Recorded data
════════════════
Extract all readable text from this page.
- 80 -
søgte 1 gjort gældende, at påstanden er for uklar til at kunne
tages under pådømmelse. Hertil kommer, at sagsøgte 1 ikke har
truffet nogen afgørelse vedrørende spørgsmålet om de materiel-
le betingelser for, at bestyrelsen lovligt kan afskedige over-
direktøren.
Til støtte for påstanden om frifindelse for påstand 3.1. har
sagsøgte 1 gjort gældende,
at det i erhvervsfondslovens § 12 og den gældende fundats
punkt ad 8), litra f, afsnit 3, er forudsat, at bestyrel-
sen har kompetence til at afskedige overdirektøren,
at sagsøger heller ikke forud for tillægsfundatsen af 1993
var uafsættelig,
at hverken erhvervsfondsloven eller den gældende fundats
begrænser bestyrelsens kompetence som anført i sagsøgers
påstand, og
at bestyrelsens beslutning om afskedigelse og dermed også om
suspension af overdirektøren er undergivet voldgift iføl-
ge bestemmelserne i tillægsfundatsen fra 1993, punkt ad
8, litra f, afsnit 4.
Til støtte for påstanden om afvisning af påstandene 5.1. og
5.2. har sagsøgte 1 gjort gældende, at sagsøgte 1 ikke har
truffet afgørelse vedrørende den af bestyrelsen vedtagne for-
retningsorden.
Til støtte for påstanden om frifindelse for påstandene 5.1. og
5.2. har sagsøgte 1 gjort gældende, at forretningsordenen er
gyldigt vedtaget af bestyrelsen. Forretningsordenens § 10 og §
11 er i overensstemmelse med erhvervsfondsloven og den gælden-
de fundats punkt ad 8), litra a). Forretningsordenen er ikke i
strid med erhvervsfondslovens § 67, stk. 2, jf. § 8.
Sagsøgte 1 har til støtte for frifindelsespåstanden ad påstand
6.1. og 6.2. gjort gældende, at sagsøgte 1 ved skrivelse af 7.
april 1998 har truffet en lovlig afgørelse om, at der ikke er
════════════════
● **Task objective**:
Transcribe each entry exactly.

● **Written response**:
Extract all readable text from this page.
- 80 -
søgte 1 gjort gældende, at påstanden er for uklar til at kunne
tages under pådømmelse. Hertil kommer, at sagsøgte 1 ikke har
truffet nogen afgørelse vedrørende spørgsmålet om de materiel-
le betingelser for, at bestyrelsen lovligt kan afskedige over-
direktøren.
Til støtte for påstanden om frifindelse for påstand 3.1. har
sagsøgte 1 gjort gældende,
at det i erhvervsfondslovens § 12 og den gældende fundats
punkt ad 8), litra f, afsnit 3, er forudsat, at bestyrel-
sen har kompetence til at afskedige overdirektøren,
at sagsøger heller ikke forud for tillægsfundatsen af 1993
var uafsættelig,
at hverken erhvervsfondsloven eller den gældende fundats
begrænser bestyrelsens kompetence som anført i sagsøgers
påstand, og
at bestyrelsens beslutning om afskedigelse og dermed også om
suspension af overdirektøren er undergivet voldgift iføl-
ge bestemmelserne i tillægsfundatsen fra 1993, punkt ad
8, litra f, afsnit 4.
Til støtte for påstanden om afvisning af påstandene 5.1. og
5.2. har sagsøgte 1 gjort gældende, at sagsøgte 1 ikke har
truffet afgørelse vedrørende den af bestyrelsen vedtagne for-
retningsorden.
Til støtte for påstanden om frifindelse for påstandene 5.1. og
5.2. har sagsøgte 1 gjort gældende, at forretningsordenen er
gyldigt vedtaget af bestyrelsen. Forretningsordenens § 10 og §
11 er i overensstemmelse med erhvervsfondsloven og den gælden-
de fundats punkt ad 8), litra a). Forretningsordenen er ikke i
strid med erhvervsfondslovens § 67, stk. 2, jf. § 8.
Sagsøgte 1 har til støtte for frifindelsespåstanden ad påstand
6.1. og 6.2. gjort gældende, at sagsøgte 1 ved skrivelse af 7.
april 1998 har truffet en lovlig afgørelse om, at der ikke er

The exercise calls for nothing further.